Reproduce the following material word for word, keeping every line in its original order and form.
.....
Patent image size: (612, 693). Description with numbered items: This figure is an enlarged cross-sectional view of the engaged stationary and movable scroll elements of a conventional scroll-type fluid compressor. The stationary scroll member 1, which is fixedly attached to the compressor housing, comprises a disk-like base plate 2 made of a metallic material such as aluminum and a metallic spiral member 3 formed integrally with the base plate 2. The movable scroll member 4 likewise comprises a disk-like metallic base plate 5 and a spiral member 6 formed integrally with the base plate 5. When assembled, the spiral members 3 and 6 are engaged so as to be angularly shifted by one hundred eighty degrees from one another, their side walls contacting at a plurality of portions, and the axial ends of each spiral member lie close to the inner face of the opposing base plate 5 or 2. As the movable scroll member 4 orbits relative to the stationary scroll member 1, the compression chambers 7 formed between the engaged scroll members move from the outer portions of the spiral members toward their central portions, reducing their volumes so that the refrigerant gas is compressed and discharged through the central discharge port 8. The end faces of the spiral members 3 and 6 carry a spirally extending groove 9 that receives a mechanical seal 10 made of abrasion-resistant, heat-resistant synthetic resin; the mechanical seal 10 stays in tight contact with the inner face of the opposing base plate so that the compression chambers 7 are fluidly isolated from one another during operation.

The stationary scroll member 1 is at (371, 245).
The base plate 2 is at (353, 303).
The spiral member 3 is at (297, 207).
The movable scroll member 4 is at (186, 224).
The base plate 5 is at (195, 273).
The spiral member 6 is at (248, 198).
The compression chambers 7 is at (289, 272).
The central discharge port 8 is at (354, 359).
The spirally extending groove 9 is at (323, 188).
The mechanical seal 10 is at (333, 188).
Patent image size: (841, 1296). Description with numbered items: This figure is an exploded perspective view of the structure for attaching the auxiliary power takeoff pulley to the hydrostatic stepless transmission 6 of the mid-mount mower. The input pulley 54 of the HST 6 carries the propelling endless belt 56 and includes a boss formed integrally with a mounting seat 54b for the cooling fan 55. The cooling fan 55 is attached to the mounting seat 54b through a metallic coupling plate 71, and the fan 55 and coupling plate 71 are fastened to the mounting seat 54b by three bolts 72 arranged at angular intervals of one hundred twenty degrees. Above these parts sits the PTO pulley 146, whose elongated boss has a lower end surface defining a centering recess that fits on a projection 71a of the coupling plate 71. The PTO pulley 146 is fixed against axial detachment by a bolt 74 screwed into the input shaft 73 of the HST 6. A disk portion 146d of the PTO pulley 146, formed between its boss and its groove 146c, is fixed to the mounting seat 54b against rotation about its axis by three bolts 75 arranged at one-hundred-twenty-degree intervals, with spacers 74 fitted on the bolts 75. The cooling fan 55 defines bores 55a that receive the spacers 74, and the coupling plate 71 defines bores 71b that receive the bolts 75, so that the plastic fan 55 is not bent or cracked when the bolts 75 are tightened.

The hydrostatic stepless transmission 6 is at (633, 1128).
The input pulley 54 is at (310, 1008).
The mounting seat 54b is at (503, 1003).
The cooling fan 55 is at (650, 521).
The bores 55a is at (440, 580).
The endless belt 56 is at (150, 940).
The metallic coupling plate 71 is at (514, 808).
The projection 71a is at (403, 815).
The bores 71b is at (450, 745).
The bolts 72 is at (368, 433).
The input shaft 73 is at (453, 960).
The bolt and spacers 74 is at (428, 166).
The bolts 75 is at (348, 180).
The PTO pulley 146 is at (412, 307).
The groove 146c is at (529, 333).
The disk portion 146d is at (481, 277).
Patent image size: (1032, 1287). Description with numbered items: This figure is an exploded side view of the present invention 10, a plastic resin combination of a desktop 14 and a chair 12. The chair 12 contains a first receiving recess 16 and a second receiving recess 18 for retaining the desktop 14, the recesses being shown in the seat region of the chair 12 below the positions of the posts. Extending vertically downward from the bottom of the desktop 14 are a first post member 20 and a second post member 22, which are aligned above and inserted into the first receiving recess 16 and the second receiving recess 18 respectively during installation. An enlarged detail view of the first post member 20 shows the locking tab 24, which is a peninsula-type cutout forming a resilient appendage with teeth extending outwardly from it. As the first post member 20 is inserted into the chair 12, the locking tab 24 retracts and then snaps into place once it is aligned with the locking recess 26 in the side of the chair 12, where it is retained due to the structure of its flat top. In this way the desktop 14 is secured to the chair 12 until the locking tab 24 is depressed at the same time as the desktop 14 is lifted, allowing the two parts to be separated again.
.....
In response >>
Patent image size: (612, 693). Description with numbered items: This figure is an enlarged cross-sectional view of the engaged stationary and movable scroll elements of a conventional scroll-type fluid compressor. The stationary scroll member 1, which is fixedly attached to the compressor housing, comprises a disk-like base plate 2 made of a metallic material such as aluminum and a metallic spiral member 3 formed integrally with the base plate 2. The movable scroll member 4 likewise comprises a disk-like metallic base plate 5 and a spiral member 6 formed integrally with the base plate 5. When assembled, the spiral members 3 and 6 are engaged so as to be angularly shifted by one hundred eighty degrees from one another, their side walls contacting at a plurality of portions, and the axial ends of each spiral member lie close to the inner face of the opposing base plate 5 or 2. As the movable scroll member 4 orbits relative to the stationary scroll member 1, the compression chambers 7 formed between the engaged scroll members move from the outer portions of the spiral members toward their central portions, reducing their volumes so that the refrigerant gas is compressed and discharged through the central discharge port 8. The end faces of the spiral members 3 and 6 carry a spirally extending groove 9 that receives a mechanical seal 10 made of abrasion-resistant, heat-resistant synthetic resin; the mechanical seal 10 stays in tight contact with the inner face of the opposing base plate so that the compression chambers 7 are fluidly isolated from one another during operation.

The stationary scroll member 1 is at (371, 245).
The base plate 2 is at (353, 303).
The spiral member 3 is at (297, 207).
The movable scroll member 4 is at (186, 224).
The base plate 5 is at (195, 273).
The spiral member 6 is at (248, 198).
The compression chambers 7 is at (289, 272).
The central discharge port 8 is at (354, 359).
The spirally extending groove 9 is at (323, 188).
The mechanical seal 10 is at (333, 188).
Patent image size: (841, 1296). Description with numbered items: This figure is an exploded perspective view of the structure for attaching the auxiliary power takeoff pulley to the hydrostatic stepless transmission 6 of the mid-mount mower. The input pulley 54 of the HST 6 carries the propelling endless belt 56 and includes a boss formed integrally with a mounting seat 54b for the cooling fan 55. The cooling fan 55 is attached to the mounting seat 54b through a metallic coupling plate 71, and the fan 55 and coupling plate 71 are fastened to the mounting seat 54b by three bolts 72 arranged at angular intervals of one hundred twenty degrees. Above these parts sits the PTO pulley 146, whose elongated boss has a lower end surface defining a centering recess that fits on a projection 71a of the coupling plate 71. The PTO pulley 146 is fixed against axial detachment by a bolt 74 screwed into the input shaft 73 of the HST 6. A disk portion 146d of the PTO pulley 146, formed between its boss and its groove 146c, is fixed to the mounting seat 54b against rotation about its axis by three bolts 75 arranged at one-hundred-twenty-degree intervals, with spacers 74 fitted on the bolts 75. The cooling fan 55 defines bores 55a that receive the spacers 74, and the coupling plate 71 defines bores 71b that receive the bolts 75, so that the plastic fan 55 is not bent or cracked when the bolts 75 are tightened.

The hydrostatic stepless transmission 6 is at (633, 1128).
The input pulley 54 is at (310, 1008).
The mounting seat 54b is at (503, 1003).
The cooling fan 55 is at (650, 521).
The bores 55a is at (440, 580).
The endless belt 56 is at (150, 940).
The metallic coupling plate 71 is at (514, 808).
The projection 71a is at (403, 815).
The bores 71b is at (450, 745).
The bolts 72 is at (368, 433).
The input shaft 73 is at (453, 960).
The bolt and spacers 74 is at (428, 166).
The bolts 75 is at (348, 180).
The PTO pulley 146 is at (412, 307).
The groove 146c is at (529, 333).
The disk portion 146d is at (481, 277).
Patent image size: (1032, 1287). Description with numbered items: This figure is an exploded side view of the present invention 10, a plastic resin combination of a desktop 14 and a chair 12. The chair 12 contains a first receiving recess 16 and a second receiving recess 18 for retaining the desktop 14, the recesses being shown in the seat region of the chair 12 below the positions of the posts. Extending vertically downward from the bottom of the desktop 14 are a first post member 20 and a second post member 22, which are aligned above and inserted into the first receiving recess 16 and the second receiving recess 18 respectively during installation. An enlarged detail view of the first post member 20 shows the locking tab 24, which is a peninsula-type cutout forming a resilient appendage with teeth extending outwardly from it. As the first post member 20 is inserted into the chair 12, the locking tab 24 retracts and then snaps into place once it is aligned with the locking recess 26 in the side of the chair 12, where it is retained due to the structure of its flat top. In this way the desktop 14 is secured to the chair 12 until the locking tab 24 is depressed at the same time as the desktop 14 is lifted, allowing the two parts to be separated again.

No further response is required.